YOUR GOAL> Search the material for the string "RhythmicSweep", then return every line where it is found.

RECORDS TO PROCESS>
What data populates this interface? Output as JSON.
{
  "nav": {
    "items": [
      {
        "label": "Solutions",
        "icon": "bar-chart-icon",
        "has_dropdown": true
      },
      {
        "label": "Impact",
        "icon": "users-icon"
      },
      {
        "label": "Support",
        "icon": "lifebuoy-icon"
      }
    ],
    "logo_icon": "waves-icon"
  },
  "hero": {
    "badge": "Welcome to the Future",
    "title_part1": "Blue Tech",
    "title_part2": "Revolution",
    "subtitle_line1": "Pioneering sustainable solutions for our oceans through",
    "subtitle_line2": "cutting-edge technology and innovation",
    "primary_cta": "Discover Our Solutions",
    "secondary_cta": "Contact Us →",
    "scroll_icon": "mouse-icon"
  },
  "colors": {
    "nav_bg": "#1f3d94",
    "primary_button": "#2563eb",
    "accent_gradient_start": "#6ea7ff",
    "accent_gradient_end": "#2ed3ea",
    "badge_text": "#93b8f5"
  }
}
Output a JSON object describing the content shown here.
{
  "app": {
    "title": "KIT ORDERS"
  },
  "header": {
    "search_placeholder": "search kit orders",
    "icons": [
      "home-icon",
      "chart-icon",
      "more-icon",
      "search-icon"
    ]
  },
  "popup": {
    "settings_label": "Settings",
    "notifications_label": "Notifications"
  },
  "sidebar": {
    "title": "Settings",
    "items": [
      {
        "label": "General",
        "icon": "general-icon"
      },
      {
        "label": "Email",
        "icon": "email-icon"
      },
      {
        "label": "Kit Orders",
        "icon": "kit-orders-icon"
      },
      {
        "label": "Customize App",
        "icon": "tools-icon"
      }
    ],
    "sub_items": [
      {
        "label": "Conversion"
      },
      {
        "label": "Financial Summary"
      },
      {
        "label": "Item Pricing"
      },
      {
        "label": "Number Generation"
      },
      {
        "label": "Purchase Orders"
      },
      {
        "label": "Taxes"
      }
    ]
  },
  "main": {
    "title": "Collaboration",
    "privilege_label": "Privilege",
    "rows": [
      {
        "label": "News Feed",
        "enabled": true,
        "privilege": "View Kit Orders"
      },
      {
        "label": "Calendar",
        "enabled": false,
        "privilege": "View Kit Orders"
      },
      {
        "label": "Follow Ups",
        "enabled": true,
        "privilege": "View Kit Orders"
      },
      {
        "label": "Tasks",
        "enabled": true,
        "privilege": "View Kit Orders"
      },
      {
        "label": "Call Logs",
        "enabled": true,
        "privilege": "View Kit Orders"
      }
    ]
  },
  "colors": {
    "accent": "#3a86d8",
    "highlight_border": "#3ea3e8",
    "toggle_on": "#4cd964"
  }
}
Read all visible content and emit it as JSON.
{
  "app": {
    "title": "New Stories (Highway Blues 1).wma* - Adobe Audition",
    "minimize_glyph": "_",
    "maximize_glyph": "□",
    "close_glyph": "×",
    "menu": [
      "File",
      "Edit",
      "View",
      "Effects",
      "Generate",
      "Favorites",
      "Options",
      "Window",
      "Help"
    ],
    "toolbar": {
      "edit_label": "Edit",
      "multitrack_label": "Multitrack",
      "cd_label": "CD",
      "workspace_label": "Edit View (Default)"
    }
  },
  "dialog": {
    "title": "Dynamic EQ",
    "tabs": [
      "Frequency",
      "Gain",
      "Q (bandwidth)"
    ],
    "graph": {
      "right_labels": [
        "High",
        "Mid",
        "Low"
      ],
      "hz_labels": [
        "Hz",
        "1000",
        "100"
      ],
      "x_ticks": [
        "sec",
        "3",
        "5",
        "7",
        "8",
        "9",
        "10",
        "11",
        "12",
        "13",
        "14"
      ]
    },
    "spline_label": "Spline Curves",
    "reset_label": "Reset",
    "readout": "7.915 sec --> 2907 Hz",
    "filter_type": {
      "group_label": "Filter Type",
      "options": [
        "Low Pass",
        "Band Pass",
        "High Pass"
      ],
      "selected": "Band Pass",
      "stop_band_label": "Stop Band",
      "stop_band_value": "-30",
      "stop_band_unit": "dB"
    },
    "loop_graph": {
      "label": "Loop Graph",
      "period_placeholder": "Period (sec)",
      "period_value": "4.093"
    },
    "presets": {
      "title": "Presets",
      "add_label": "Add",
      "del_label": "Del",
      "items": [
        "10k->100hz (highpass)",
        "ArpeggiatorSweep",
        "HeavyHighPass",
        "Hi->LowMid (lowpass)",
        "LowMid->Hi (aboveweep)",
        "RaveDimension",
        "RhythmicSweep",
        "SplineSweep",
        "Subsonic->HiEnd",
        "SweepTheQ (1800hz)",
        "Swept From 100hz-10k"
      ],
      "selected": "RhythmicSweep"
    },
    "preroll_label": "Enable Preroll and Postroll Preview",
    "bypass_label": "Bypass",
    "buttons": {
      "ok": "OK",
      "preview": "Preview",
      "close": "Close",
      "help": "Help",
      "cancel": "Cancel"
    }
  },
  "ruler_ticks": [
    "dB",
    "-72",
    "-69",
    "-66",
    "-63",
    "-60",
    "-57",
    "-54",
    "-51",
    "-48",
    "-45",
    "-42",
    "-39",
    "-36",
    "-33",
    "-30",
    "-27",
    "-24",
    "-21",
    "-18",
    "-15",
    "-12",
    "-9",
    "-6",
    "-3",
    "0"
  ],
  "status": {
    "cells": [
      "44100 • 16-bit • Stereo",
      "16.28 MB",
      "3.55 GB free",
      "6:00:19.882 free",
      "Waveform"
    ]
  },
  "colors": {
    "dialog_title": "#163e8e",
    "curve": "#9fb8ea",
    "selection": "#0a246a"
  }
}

ANSWER TO THIS TASK>
        "RhythmicSweep",
      "selected": "RhythmicSweep"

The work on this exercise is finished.